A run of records
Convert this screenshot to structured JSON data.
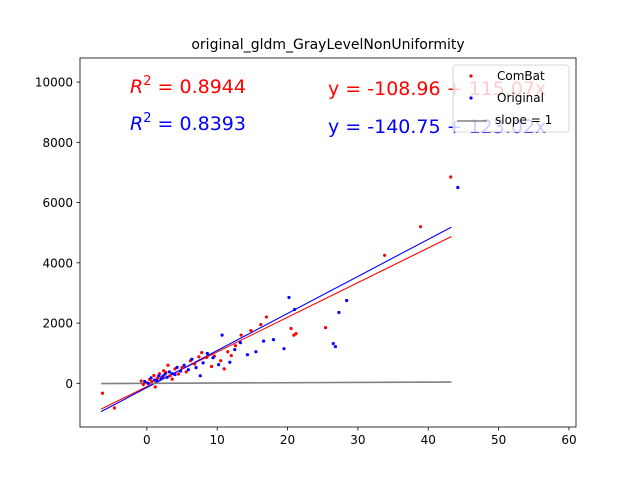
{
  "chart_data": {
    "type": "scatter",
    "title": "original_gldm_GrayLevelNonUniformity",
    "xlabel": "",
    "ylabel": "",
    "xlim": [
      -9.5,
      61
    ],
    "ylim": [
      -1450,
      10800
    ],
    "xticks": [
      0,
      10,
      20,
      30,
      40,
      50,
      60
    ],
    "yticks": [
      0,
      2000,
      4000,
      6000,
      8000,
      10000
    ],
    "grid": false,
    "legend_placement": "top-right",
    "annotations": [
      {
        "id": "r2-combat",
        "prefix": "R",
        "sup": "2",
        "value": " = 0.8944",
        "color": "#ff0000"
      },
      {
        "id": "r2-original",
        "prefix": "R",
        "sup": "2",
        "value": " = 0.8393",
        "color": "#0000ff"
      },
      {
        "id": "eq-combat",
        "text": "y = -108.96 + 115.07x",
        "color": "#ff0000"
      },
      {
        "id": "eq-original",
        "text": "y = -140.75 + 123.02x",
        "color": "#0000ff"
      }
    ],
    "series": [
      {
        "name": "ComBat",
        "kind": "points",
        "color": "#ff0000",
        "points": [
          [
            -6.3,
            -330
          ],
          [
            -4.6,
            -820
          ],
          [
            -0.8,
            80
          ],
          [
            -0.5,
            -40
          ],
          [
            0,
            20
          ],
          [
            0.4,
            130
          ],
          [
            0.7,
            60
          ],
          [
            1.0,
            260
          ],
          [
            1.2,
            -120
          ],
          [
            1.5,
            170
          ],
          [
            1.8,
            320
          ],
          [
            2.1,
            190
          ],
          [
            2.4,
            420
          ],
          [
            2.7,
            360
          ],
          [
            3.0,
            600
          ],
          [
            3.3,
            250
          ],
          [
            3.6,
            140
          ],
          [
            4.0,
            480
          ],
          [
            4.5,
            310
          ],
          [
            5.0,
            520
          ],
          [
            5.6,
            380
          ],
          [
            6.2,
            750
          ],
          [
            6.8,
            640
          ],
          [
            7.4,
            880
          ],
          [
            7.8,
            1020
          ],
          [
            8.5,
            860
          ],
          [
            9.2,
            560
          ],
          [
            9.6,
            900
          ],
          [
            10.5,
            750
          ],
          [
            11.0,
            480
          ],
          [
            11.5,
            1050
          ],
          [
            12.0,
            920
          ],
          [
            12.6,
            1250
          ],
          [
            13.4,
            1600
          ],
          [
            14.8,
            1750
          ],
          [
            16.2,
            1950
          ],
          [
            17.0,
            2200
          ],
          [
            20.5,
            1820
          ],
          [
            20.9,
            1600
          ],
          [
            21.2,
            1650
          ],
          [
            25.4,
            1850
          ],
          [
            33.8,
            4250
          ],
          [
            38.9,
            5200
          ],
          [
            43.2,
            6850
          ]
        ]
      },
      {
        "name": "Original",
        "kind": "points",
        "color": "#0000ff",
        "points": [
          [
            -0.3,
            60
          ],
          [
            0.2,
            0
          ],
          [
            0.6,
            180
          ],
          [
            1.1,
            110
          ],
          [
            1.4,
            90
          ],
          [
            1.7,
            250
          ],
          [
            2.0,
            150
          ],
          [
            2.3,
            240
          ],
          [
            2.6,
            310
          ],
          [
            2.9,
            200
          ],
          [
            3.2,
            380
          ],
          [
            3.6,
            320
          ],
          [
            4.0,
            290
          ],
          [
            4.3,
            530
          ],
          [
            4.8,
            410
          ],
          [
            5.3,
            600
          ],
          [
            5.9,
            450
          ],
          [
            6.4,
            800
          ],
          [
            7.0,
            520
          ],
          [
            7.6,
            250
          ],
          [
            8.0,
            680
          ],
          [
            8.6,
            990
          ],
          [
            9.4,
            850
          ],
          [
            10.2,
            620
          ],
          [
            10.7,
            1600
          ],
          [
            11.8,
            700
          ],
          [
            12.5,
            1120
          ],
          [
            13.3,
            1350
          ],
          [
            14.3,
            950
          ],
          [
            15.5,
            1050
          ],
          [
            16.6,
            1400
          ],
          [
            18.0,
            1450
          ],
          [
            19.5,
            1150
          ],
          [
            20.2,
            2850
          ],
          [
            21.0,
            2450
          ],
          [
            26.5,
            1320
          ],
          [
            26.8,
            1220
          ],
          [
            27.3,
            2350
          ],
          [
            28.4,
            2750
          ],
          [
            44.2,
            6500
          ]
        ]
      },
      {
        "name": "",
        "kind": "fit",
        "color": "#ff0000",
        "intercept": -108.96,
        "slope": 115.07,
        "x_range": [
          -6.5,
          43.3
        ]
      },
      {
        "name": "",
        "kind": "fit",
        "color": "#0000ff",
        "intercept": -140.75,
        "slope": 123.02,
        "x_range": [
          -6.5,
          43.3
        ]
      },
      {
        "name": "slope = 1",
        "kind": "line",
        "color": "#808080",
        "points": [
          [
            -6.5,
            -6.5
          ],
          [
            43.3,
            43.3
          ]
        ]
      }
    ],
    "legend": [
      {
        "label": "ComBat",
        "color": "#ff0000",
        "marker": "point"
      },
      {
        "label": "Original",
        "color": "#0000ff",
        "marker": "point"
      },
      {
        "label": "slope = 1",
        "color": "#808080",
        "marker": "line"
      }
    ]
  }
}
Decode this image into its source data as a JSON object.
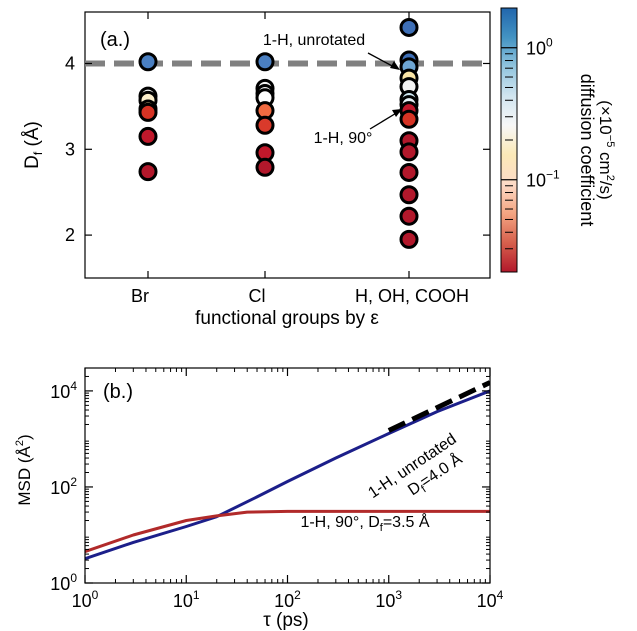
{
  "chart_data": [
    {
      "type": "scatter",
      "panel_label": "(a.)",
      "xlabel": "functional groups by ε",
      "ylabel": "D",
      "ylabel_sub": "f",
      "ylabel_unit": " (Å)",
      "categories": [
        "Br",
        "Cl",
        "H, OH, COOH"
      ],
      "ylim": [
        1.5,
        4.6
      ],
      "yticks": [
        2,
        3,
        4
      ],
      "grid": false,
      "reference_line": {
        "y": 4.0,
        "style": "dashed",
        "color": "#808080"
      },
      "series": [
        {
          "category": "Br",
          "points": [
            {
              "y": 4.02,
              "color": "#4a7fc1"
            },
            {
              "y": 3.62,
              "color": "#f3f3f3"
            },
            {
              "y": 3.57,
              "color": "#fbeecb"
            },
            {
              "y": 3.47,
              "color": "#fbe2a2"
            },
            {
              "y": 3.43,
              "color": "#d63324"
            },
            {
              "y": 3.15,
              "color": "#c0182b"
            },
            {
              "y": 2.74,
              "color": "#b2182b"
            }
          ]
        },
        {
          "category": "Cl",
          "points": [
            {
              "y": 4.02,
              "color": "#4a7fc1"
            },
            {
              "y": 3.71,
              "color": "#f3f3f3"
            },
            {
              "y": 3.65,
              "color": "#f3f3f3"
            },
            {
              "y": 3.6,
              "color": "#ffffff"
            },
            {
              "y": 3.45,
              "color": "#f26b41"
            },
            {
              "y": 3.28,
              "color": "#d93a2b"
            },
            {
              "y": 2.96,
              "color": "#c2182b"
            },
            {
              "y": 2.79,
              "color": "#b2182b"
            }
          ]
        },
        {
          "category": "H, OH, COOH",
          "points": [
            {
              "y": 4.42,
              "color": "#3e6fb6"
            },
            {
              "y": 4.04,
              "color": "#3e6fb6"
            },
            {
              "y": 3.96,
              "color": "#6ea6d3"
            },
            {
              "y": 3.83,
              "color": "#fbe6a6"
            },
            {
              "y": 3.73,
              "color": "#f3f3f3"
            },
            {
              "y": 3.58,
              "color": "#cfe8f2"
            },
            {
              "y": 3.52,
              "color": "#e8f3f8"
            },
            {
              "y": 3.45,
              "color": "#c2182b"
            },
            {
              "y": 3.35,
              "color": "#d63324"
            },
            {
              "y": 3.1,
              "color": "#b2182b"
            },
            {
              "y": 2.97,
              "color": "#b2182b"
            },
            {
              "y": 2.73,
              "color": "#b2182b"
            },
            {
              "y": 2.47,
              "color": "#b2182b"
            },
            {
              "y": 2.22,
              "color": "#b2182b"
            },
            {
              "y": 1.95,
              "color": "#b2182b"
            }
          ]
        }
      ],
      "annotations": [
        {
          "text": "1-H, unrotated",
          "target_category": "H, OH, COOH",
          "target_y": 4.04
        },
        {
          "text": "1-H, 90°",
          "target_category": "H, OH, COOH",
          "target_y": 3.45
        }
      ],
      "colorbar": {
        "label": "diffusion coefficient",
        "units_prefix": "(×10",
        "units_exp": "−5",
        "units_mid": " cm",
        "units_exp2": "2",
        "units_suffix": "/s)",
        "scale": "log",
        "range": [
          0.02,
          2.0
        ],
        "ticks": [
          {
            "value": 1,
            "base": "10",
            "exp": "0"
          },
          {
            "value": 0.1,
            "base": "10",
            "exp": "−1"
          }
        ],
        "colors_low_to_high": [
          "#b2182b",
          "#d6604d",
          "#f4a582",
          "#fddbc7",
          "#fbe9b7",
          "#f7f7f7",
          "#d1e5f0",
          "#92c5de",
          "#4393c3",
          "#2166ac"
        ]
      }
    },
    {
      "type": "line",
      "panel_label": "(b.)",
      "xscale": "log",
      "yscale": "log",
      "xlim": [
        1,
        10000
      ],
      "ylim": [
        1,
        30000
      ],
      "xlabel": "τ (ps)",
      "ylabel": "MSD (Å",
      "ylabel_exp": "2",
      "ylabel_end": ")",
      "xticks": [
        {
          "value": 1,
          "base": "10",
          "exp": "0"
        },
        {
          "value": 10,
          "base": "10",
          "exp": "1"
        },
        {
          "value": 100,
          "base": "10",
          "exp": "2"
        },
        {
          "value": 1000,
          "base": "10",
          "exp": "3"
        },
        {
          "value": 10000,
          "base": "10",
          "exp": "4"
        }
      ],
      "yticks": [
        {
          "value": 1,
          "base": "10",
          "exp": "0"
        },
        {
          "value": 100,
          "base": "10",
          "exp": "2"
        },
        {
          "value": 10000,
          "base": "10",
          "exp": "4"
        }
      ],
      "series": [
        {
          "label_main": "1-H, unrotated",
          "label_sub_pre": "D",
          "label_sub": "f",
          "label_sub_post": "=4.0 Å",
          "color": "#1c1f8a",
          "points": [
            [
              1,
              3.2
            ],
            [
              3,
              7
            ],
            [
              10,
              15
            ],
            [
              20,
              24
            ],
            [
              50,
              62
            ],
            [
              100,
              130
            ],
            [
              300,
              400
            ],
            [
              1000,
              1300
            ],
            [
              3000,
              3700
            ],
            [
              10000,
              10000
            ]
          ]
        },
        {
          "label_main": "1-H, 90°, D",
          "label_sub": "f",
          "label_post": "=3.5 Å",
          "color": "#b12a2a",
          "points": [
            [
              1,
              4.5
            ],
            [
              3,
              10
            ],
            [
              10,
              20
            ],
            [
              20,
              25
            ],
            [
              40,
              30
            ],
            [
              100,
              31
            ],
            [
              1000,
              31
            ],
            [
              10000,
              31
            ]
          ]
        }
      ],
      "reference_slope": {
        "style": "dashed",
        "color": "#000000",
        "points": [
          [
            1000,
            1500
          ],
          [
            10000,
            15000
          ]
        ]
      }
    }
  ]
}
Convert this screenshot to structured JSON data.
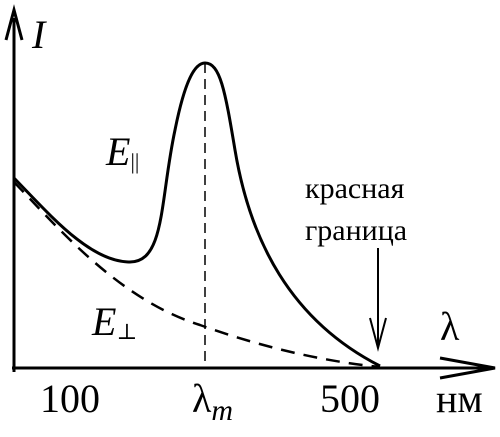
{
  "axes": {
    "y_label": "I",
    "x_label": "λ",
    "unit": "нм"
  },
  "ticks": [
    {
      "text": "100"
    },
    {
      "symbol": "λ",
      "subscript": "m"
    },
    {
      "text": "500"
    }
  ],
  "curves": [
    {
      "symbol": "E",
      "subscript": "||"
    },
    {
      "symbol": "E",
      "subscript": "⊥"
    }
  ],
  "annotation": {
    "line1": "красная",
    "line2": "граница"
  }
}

◆ **Written request**: Gather from the entries above all lines that include the string "unrotated".

◆ **Exercise response**:
          "text": "1-H, unrotated",
          "label_main": "1-H, unrotated",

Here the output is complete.